[Task description] List each line of the data that holds the string "love".

[Data supplied]
-- start --

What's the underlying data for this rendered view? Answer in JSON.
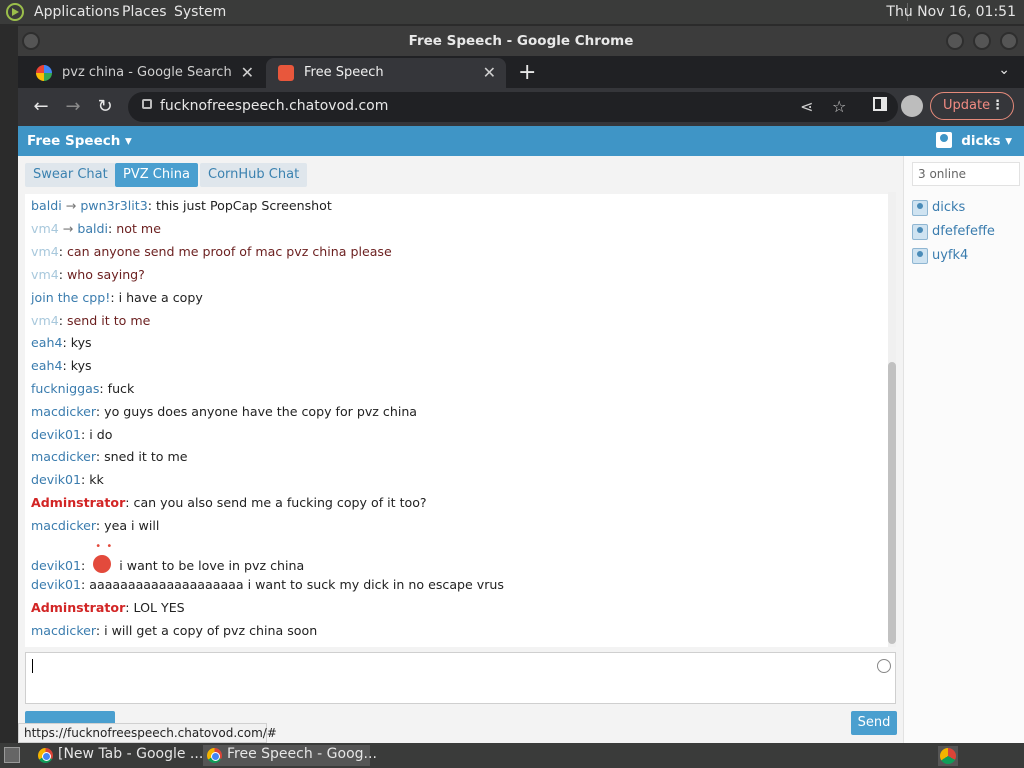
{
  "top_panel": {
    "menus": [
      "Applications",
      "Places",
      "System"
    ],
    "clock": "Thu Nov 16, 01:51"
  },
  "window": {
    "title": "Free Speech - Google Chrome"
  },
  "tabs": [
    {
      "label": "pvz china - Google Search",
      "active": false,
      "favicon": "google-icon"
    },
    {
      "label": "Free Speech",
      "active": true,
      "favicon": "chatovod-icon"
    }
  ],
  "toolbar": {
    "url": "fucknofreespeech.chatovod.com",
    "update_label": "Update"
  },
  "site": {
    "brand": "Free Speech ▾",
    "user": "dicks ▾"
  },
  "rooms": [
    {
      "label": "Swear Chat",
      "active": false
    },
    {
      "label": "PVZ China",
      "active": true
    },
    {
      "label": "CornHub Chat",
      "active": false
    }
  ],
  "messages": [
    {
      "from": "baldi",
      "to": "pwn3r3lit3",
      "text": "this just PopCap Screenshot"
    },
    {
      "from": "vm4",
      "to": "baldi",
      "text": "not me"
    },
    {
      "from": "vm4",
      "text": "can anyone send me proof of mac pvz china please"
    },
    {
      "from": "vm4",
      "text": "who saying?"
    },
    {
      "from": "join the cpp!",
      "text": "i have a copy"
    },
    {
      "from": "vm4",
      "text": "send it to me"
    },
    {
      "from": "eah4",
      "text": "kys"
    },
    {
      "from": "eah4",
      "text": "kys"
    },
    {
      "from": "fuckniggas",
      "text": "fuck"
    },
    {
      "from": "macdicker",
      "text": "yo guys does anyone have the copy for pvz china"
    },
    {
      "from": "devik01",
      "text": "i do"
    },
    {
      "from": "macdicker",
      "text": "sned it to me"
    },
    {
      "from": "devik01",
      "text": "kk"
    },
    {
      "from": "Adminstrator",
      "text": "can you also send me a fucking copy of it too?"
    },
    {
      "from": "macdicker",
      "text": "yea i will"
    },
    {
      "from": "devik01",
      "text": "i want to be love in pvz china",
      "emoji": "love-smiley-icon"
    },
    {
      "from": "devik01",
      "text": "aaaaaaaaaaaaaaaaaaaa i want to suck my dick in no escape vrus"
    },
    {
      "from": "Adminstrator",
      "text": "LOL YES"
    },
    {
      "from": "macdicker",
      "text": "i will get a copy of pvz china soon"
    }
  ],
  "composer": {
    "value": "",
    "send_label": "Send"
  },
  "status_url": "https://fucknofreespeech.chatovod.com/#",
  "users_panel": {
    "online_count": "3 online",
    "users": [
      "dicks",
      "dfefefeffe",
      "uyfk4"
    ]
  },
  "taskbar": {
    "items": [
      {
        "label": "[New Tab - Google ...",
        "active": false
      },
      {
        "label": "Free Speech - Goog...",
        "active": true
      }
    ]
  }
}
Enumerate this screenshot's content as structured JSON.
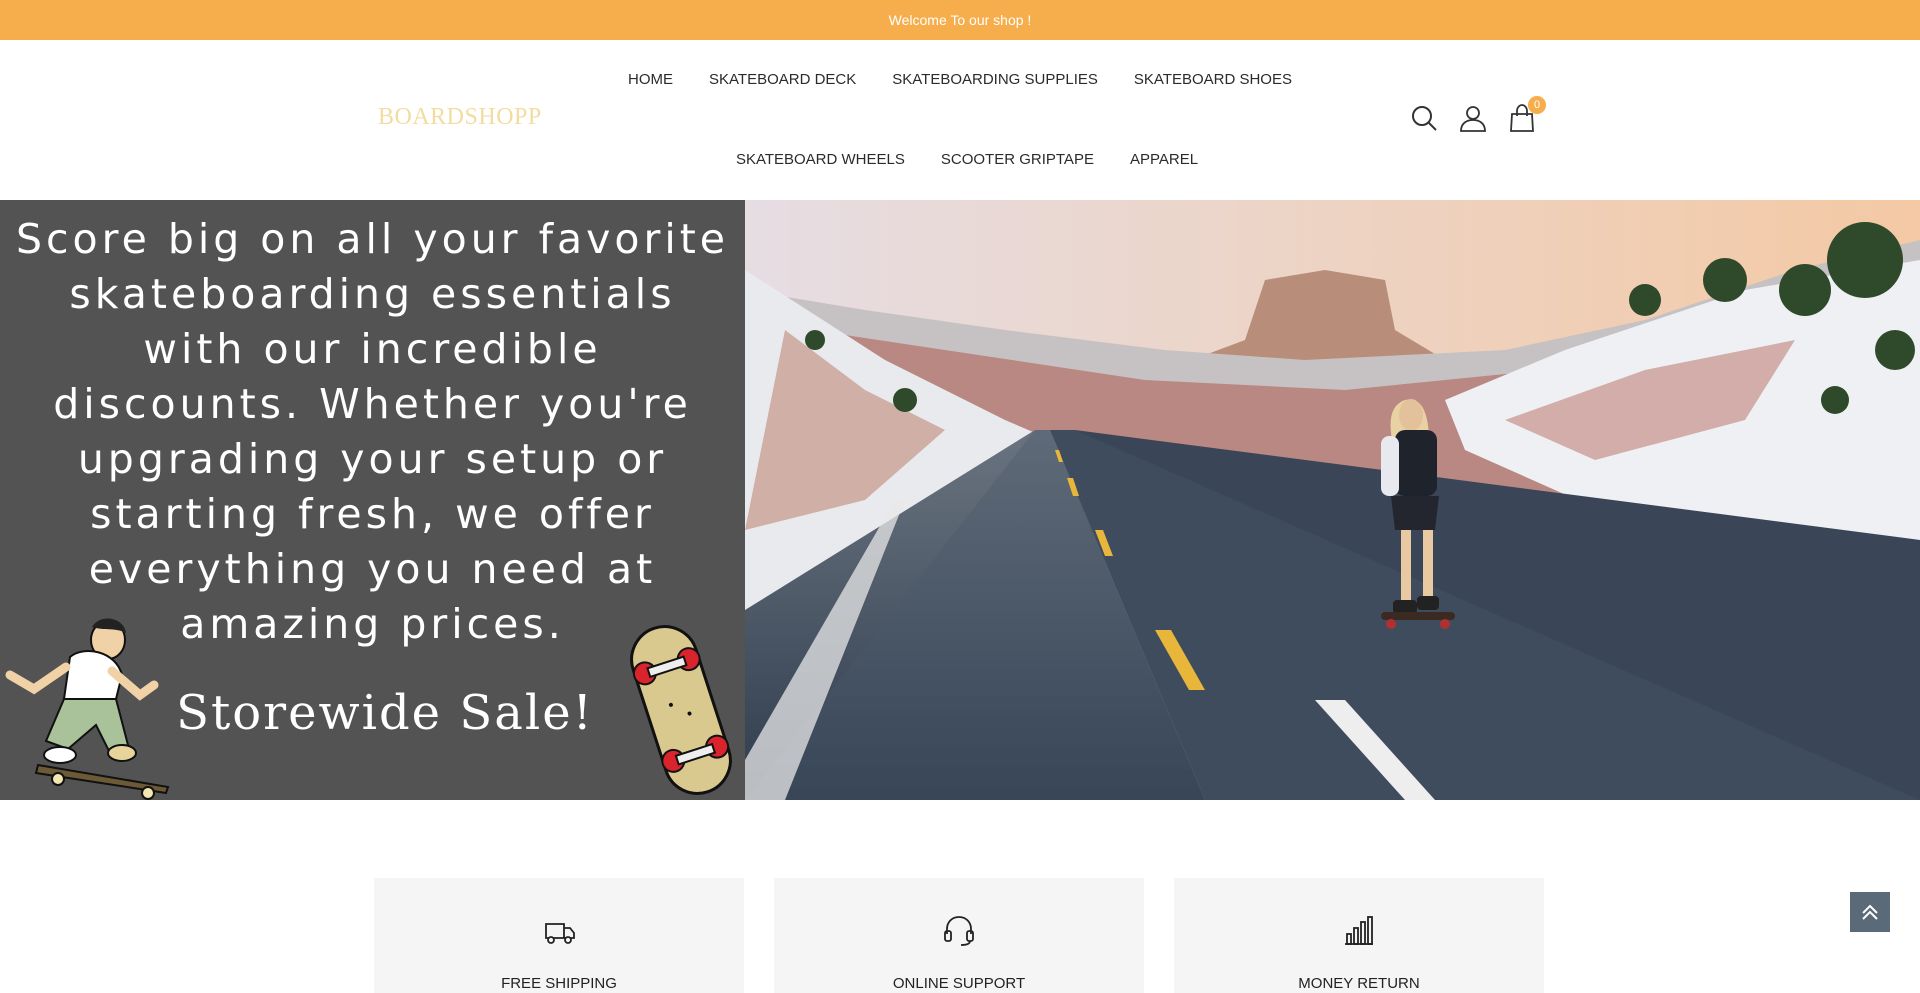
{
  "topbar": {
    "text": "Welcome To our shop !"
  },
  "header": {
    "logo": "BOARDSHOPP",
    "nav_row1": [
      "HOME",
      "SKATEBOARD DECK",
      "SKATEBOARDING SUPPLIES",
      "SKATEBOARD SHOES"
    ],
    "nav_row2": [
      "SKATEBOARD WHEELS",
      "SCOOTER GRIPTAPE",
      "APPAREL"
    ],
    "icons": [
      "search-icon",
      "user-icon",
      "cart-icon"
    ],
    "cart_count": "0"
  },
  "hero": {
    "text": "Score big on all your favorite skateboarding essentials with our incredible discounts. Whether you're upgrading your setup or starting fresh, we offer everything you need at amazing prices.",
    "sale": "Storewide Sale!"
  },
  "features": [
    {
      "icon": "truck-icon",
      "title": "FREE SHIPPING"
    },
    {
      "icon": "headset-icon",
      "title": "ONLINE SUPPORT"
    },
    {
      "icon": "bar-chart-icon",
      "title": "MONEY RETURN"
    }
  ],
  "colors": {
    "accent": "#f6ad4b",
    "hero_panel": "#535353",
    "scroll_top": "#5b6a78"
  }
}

-- end --
-- start --

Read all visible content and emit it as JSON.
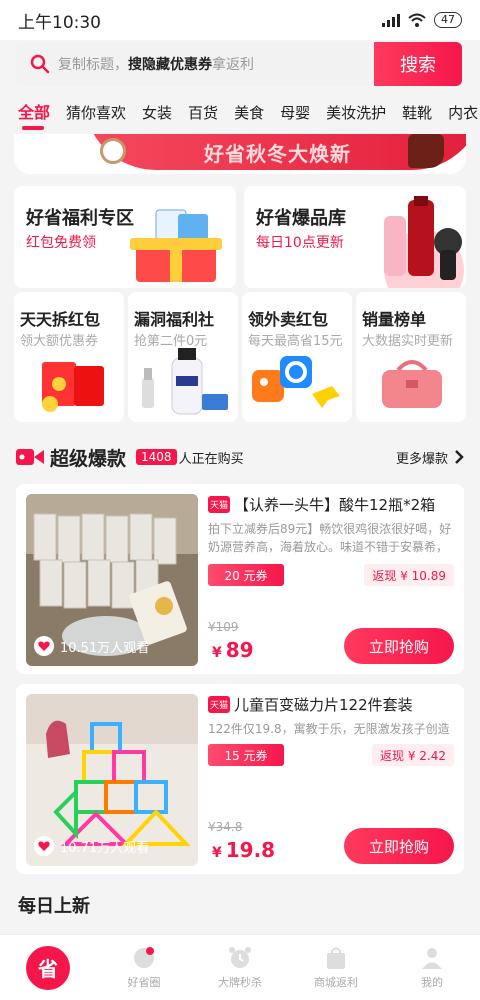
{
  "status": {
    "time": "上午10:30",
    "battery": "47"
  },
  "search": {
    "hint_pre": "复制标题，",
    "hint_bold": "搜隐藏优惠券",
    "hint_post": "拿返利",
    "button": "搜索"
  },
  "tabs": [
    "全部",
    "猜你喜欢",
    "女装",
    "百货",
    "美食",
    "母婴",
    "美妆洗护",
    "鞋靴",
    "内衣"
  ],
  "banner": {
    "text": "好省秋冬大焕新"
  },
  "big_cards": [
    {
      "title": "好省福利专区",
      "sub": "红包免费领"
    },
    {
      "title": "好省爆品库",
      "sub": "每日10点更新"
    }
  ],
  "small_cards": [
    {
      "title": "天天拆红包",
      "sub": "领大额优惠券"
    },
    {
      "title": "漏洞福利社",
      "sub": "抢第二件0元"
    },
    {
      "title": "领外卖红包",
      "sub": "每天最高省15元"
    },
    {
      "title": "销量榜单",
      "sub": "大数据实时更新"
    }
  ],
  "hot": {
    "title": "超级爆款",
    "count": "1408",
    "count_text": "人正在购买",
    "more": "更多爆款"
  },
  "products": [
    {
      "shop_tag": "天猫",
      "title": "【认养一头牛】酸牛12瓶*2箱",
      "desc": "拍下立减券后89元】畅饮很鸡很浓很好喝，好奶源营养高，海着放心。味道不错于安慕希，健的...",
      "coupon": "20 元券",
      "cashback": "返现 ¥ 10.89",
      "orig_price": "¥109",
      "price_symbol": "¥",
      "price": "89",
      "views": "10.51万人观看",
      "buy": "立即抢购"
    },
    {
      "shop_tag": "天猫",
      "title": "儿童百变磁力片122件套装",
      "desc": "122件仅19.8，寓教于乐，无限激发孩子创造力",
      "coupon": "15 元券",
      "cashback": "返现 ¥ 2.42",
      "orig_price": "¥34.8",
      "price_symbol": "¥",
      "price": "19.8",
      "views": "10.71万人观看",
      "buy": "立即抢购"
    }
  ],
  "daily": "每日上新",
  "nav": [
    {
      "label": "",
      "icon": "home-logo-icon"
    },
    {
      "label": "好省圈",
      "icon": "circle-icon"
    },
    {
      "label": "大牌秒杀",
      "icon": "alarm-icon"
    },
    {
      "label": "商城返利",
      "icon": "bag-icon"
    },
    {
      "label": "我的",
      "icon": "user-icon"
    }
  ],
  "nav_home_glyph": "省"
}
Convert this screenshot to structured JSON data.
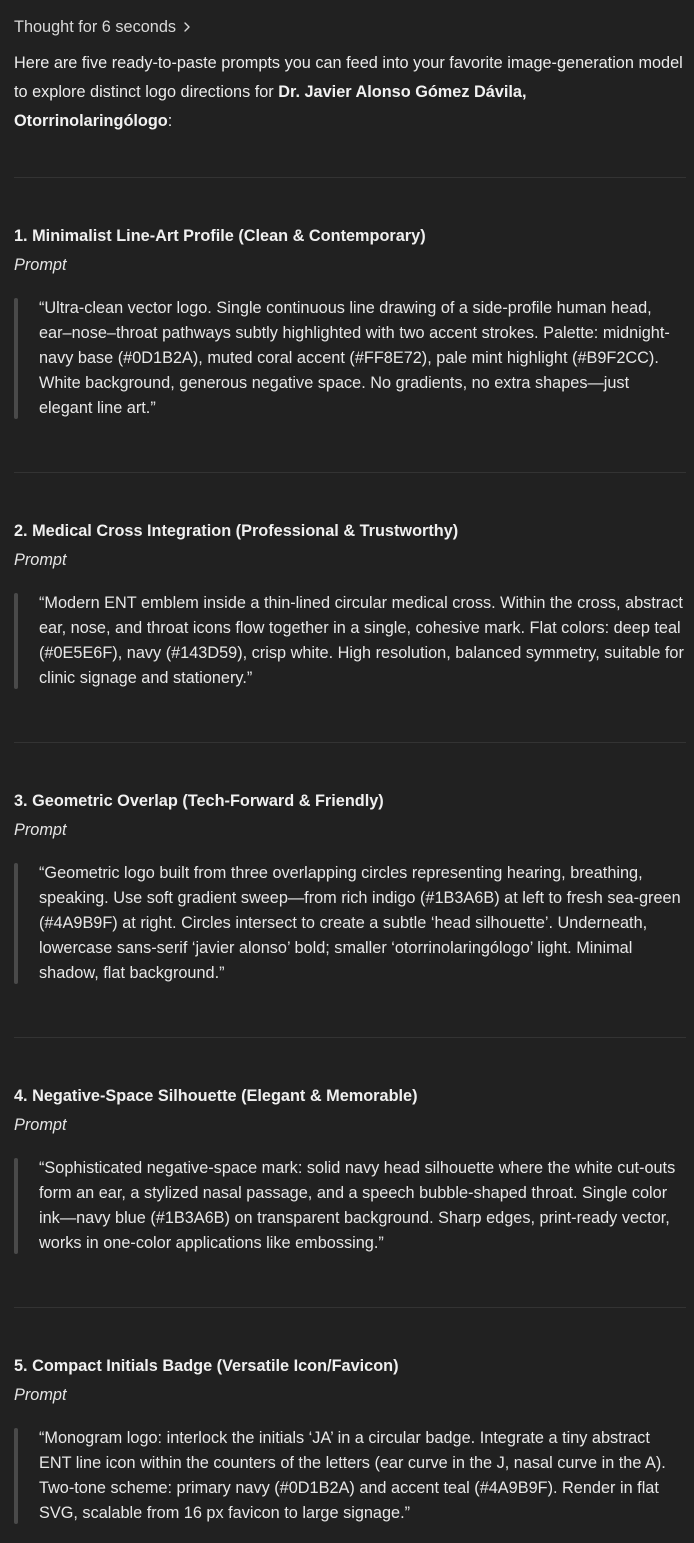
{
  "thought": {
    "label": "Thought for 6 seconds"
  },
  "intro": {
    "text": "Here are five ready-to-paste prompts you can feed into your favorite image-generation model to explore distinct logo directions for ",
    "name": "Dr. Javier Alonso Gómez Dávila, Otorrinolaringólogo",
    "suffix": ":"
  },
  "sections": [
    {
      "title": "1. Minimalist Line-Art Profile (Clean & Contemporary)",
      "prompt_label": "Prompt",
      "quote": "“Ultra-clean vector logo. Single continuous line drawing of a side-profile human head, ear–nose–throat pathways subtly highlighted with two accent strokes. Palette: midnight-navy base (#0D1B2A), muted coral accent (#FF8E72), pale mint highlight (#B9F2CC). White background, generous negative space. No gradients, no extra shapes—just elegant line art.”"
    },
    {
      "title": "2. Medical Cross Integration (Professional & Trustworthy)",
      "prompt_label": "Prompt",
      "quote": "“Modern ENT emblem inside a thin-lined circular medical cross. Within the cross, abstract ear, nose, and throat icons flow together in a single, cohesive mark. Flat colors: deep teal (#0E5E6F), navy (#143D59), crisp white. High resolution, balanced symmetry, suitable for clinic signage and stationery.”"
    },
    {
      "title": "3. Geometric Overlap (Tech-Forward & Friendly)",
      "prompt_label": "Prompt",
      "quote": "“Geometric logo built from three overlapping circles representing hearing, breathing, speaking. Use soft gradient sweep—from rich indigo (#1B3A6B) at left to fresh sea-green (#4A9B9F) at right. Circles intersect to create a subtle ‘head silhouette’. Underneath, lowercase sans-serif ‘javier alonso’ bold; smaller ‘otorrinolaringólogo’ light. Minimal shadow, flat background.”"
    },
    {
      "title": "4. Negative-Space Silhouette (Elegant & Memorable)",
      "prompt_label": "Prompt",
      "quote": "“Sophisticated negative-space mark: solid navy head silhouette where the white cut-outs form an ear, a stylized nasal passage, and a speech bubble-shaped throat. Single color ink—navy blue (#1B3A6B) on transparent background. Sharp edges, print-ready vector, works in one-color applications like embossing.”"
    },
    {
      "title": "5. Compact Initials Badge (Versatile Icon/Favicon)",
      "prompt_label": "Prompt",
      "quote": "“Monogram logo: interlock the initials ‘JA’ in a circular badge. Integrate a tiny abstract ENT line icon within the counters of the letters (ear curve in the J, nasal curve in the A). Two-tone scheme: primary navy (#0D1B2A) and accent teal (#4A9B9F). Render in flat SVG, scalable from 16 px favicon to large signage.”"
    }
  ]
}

-- end --

[Full answer]
      "text": "i want to be love in pvz china",
      "emoji": "love-smiley-icon"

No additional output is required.